- _Task prompt_: Print the entries in full, word for word, but not the pictures.

(Collected data)

• • • • •

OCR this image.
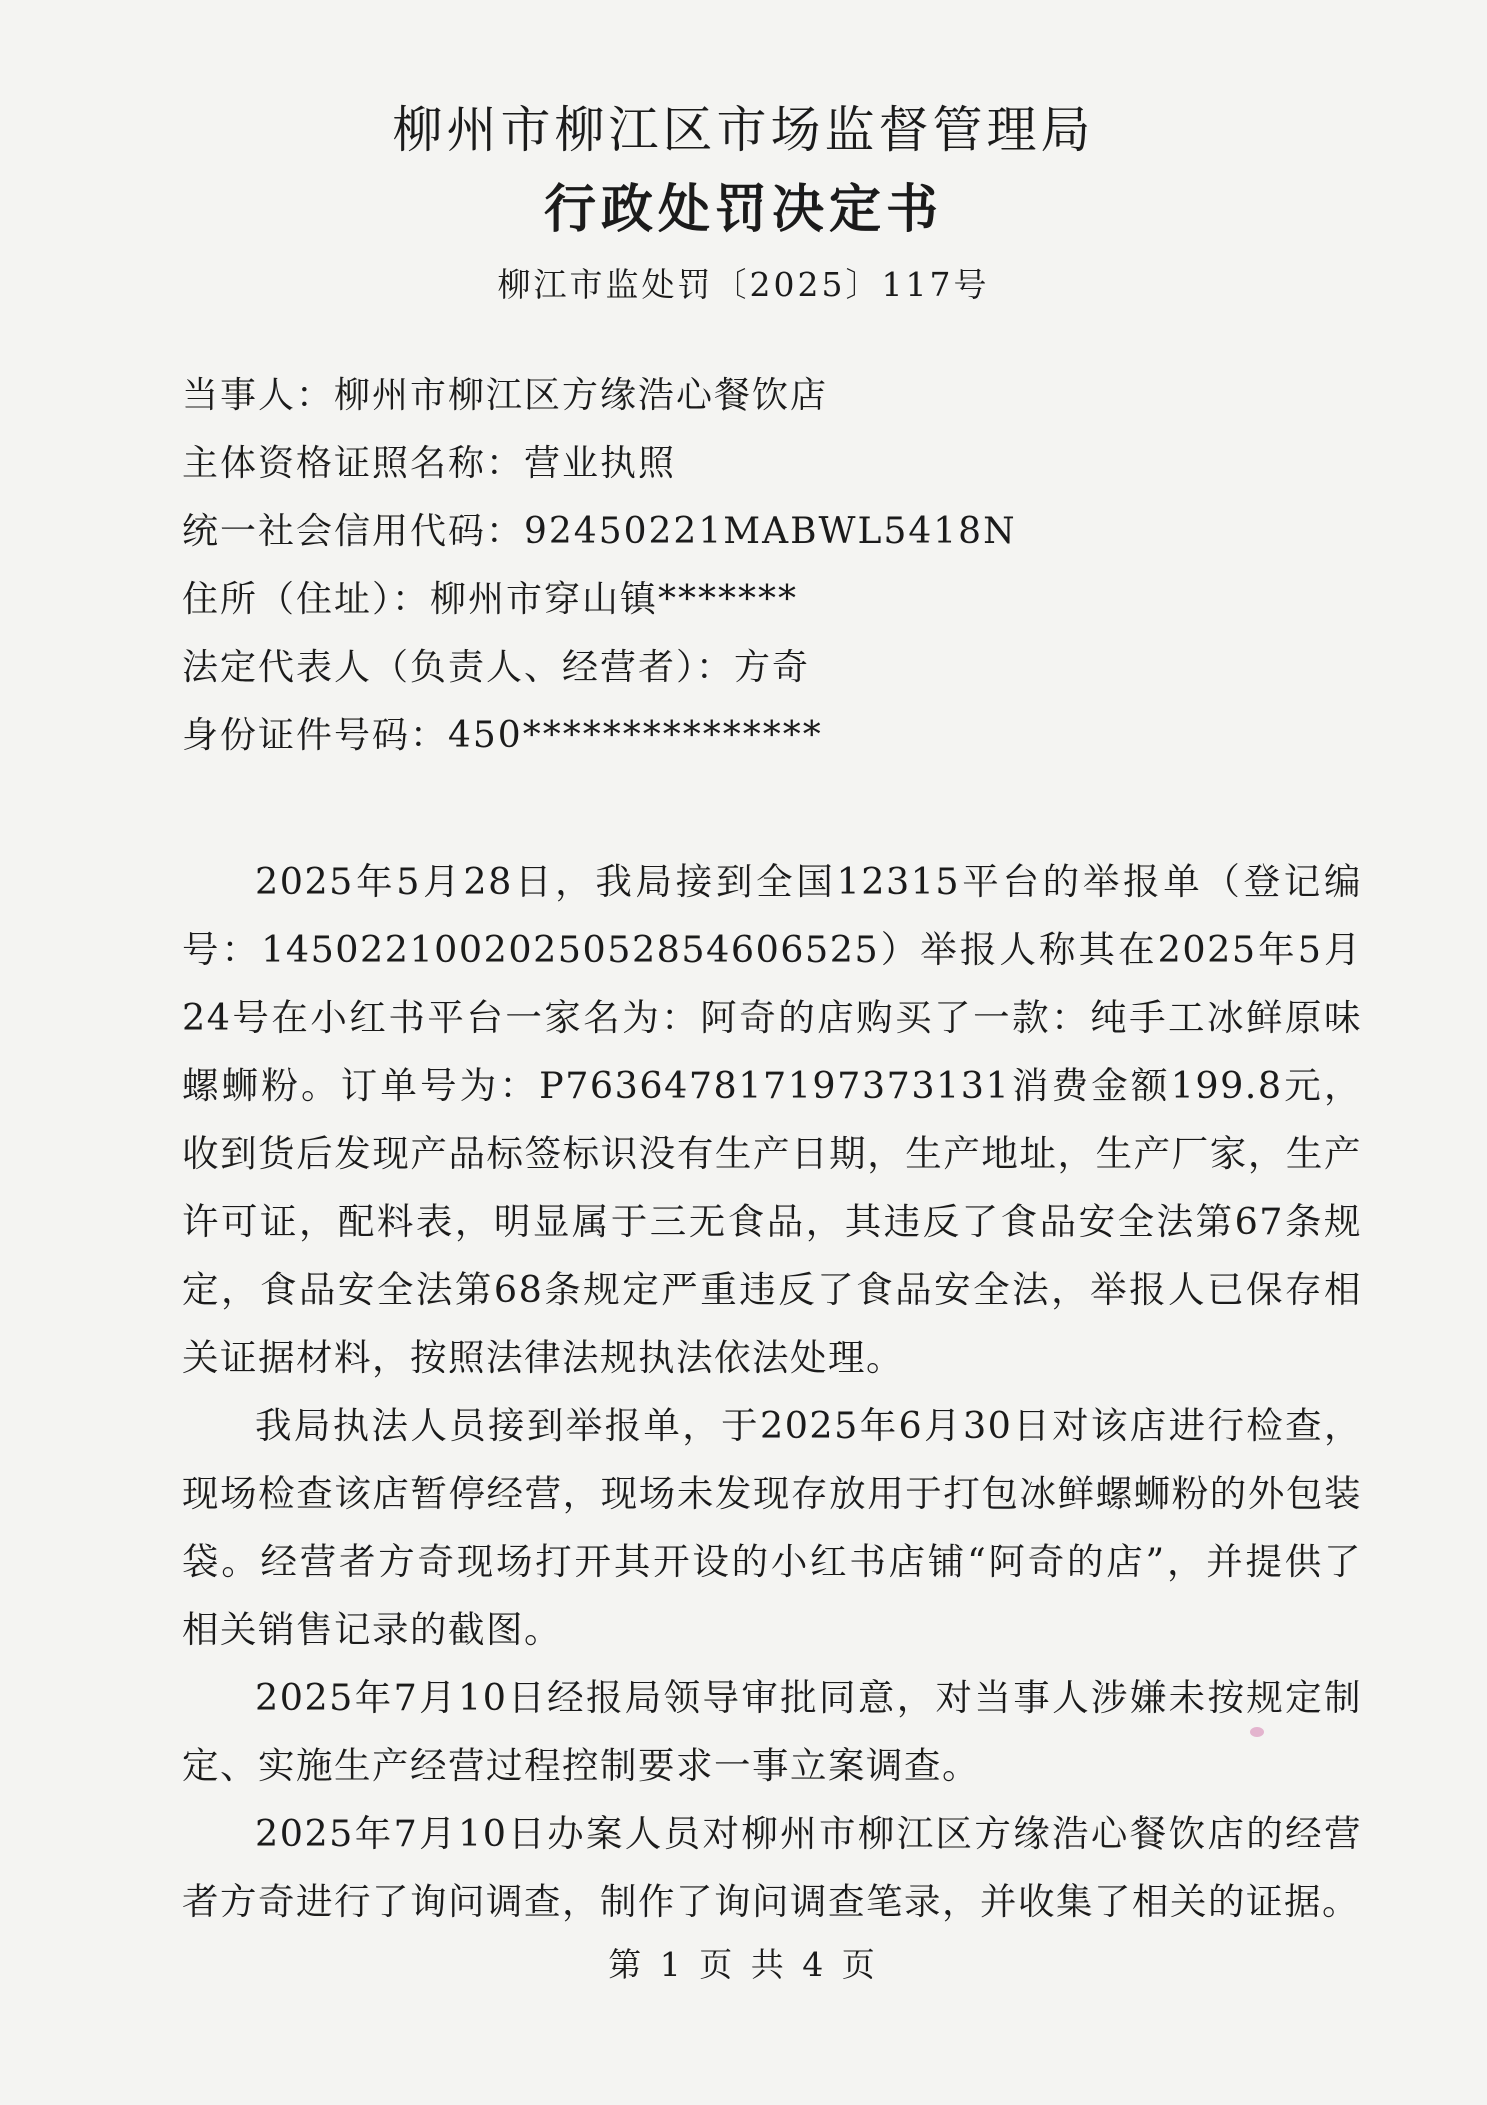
柳州市柳江区市场监督管理局
行政处罚决定书
柳江市监处罚〔2025〕117号
当事人：柳州市柳江区方缘浩心餐饮店
主体资格证照名称：营业执照
统一社会信用代码：92450221MABWL5418N
住所（住址）：柳州市穿山镇*******
法定代表人（负责人、经营者）：方奇
身份证件号码：450***************

2025年5月28日，我局接到全国12315平台的举报单（登记编号：1450221002025052854606525）举报人称其在2025年5月24号在小红书平台一家名为：阿奇的店购买了一款：纯手工冰鲜原味螺蛳粉。订单号为：P763647817197373131消费金额199.8元，收到货后发现产品标签标识没有生产日期，生产地址，生产厂家，生产许可证，配料表，明显属于三无食品，其违反了食品安全法第67条规定，食品安全法第68条规定严重违反了食品安全法，举报人已保存相关证据材料，按照法律法规执法依法处理。

我局执法人员接到举报单，于2025年6月30日对该店进行检查，现场检查该店暂停经营，现场未发现存放用于打包冰鲜螺蛳粉的外包装袋。经营者方奇现场打开其开设的小红书店铺“阿奇的店”，并提供了相关销售记录的截图。

2025年7月10日经报局领导审批同意，对当事人涉嫌未按规定制定、实施生产经营过程控制要求一事立案调查。

2025年7月10日办案人员对柳州市柳江区方缘浩心餐饮店的经营者方奇进行了询问调查，制作了询问调查笔录，并收集了相关的证据。

第 1 页 共 4 页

• • • • •

- _Answer to the exercise_:
OCR this image.
柳州市柳江区市场监督管理局
行政处罚决定书
柳江市监处罚〔2025〕117号
当事人：柳州市柳江区方缘浩心餐饮店
主体资格证照名称：营业执照
统一社会信用代码：92450221MABWL5418N
住所（住址）：柳州市穿山镇*******
法定代表人（负责人、经营者）：方奇
身份证件号码：450***************

2025年5月28日，我局接到全国12315平台的举报单（登记编号：1450221002025052854606525）举报人称其在2025年5月24号在小红书平台一家名为：阿奇的店购买了一款：纯手工冰鲜原味螺蛳粉。订单号为：P763647817197373131消费金额199.8元，收到货后发现产品标签标识没有生产日期，生产地址，生产厂家，生产许可证，配料表，明显属于三无食品，其违反了食品安全法第67条规定，食品安全法第68条规定严重违反了食品安全法，举报人已保存相关证据材料，按照法律法规执法依法处理。

我局执法人员接到举报单，于2025年6月30日对该店进行检查，现场检查该店暂停经营，现场未发现存放用于打包冰鲜螺蛳粉的外包装袋。经营者方奇现场打开其开设的小红书店铺“阿奇的店”，并提供了相关销售记录的截图。

2025年7月10日经报局领导审批同意，对当事人涉嫌未按规定制定、实施生产经营过程控制要求一事立案调查。

2025年7月10日办案人员对柳州市柳江区方缘浩心餐饮店的经营者方奇进行了询问调查，制作了询问调查笔录，并收集了相关的证据。

第 1 页 共 4 页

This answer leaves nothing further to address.